* _EXERCISE GOAL_
Go through the data and copy every line exactly, but not the images.

* _SUPPLIED RECORDS_
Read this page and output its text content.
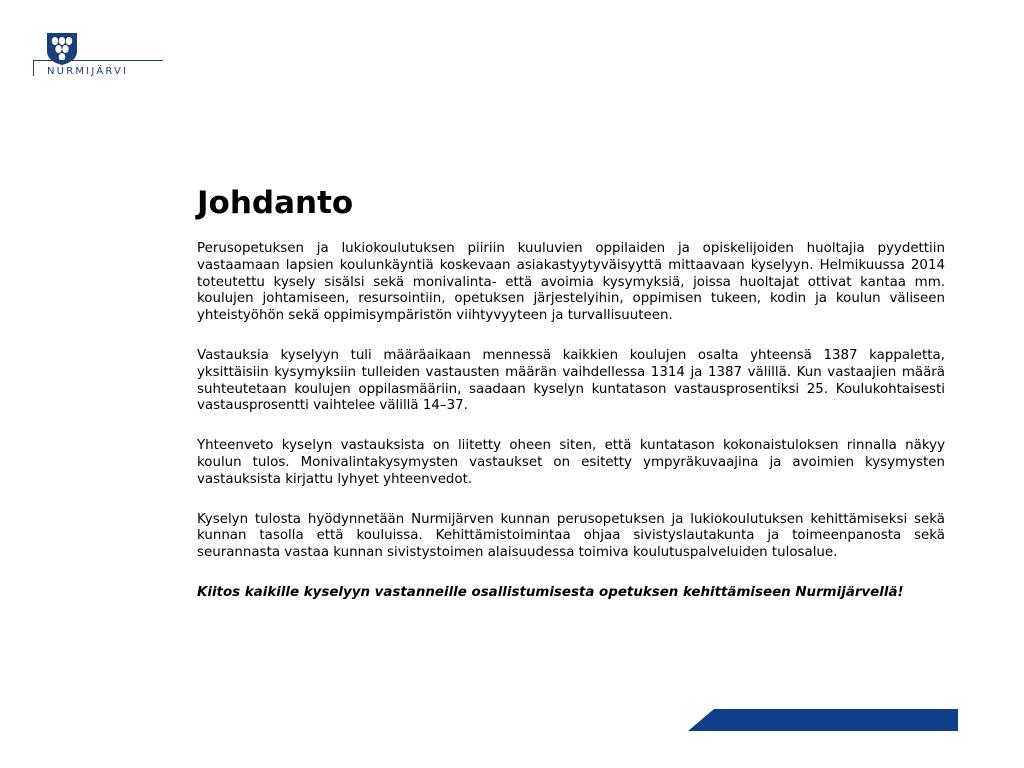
NURMIJÄRVI
Johdanto

Perusopetuksen ja lukiokoulutuksen piiriin kuuluvien oppilaiden ja opiskelijoiden huoltajia pyydettiin vastaamaan lapsien koulunkäyntiä koskevaan asiakastyytyväisyyttä mittaavaan kyselyyn. Helmikuussa 2014 toteutettu kysely sisälsi sekä monivalinta- että avoimia kysymyksiä, joissa huoltajat ottivat kantaa mm. koulujen johtamiseen, resursointiin, opetuksen järjestelyihin, oppimisen tukeen, kodin ja koulun väliseen yhteistyöhön sekä oppimisympäristön viihtyvyyteen ja turvallisuuteen.

Vastauksia kyselyyn tuli määräaikaan mennessä kaikkien koulujen osalta yhteensä 1387 kappaletta, yksittäisiin kysymyksiin tulleiden vastausten määrän vaihdellessa 1314 ja 1387 välillä. Kun vastaajien määrä suhteutetaan koulujen oppilasmääriin, saadaan kyselyn kuntatason vastausprosentiksi 25. Koulukohtaisesti vastausprosentti vaihtelee välillä 14–37.

Yhteenveto kyselyn vastauksista on liitetty oheen siten, että kuntatason kokonaistuloksen rinnalla näkyy koulun tulos. Monivalintakysymysten vastaukset on esitetty ympyräkuvaajina ja avoimien kysymysten vastauksista kirjattu lyhyet yhteenvedot.

Kyselyn tulosta hyödynnetään Nurmijärven kunnan perusopetuksen ja lukiokoulutuksen kehittämiseksi sekä kunnan tasolla että kouluissa. Kehittämistoimintaa ohjaa sivistyslautakunta ja toimeenpanosta sekä seurannasta vastaa kunnan sivistystoimen alaisuudessa toimiva koulutuspalveluiden tulosalue.

Kiitos kaikille kyselyyn vastanneille osallistumisesta opetuksen kehittämiseen Nurmijärvellä!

* _COMPLETED TASK_
Read this page and output its text content.
NURMIJÄRVI
Johdanto

Perusopetuksen ja lukiokoulutuksen piiriin kuuluvien oppilaiden ja opiskelijoiden huoltajia pyydettiin vastaamaan lapsien koulunkäyntiä koskevaan asiakastyytyväisyyttä mittaavaan kyselyyn. Helmikuussa 2014 toteutettu kysely sisälsi sekä monivalinta- että avoimia kysymyksiä, joissa huoltajat ottivat kantaa mm. koulujen johtamiseen, resursointiin, opetuksen järjestelyihin, oppimisen tukeen, kodin ja koulun väliseen yhteistyöhön sekä oppimisympäristön viihtyvyyteen ja turvallisuuteen.

Vastauksia kyselyyn tuli määräaikaan mennessä kaikkien koulujen osalta yhteensä 1387 kappaletta, yksittäisiin kysymyksiin tulleiden vastausten määrän vaihdellessa 1314 ja 1387 välillä. Kun vastaajien määrä suhteutetaan koulujen oppilasmääriin, saadaan kyselyn kuntatason vastausprosentiksi 25. Koulukohtaisesti vastausprosentti vaihtelee välillä 14–37.

Yhteenveto kyselyn vastauksista on liitetty oheen siten, että kuntatason kokonaistuloksen rinnalla näkyy koulun tulos. Monivalintakysymysten vastaukset on esitetty ympyräkuvaajina ja avoimien kysymysten vastauksista kirjattu lyhyet yhteenvedot.

Kyselyn tulosta hyödynnetään Nurmijärven kunnan perusopetuksen ja lukiokoulutuksen kehittämiseksi sekä kunnan tasolla että kouluissa. Kehittämistoimintaa ohjaa sivistyslautakunta ja toimeenpanosta sekä seurannasta vastaa kunnan sivistystoimen alaisuudessa toimiva koulutuspalveluiden tulosalue.

Kiitos kaikille kyselyyn vastanneille osallistumisesta opetuksen kehittämiseen Nurmijärvellä!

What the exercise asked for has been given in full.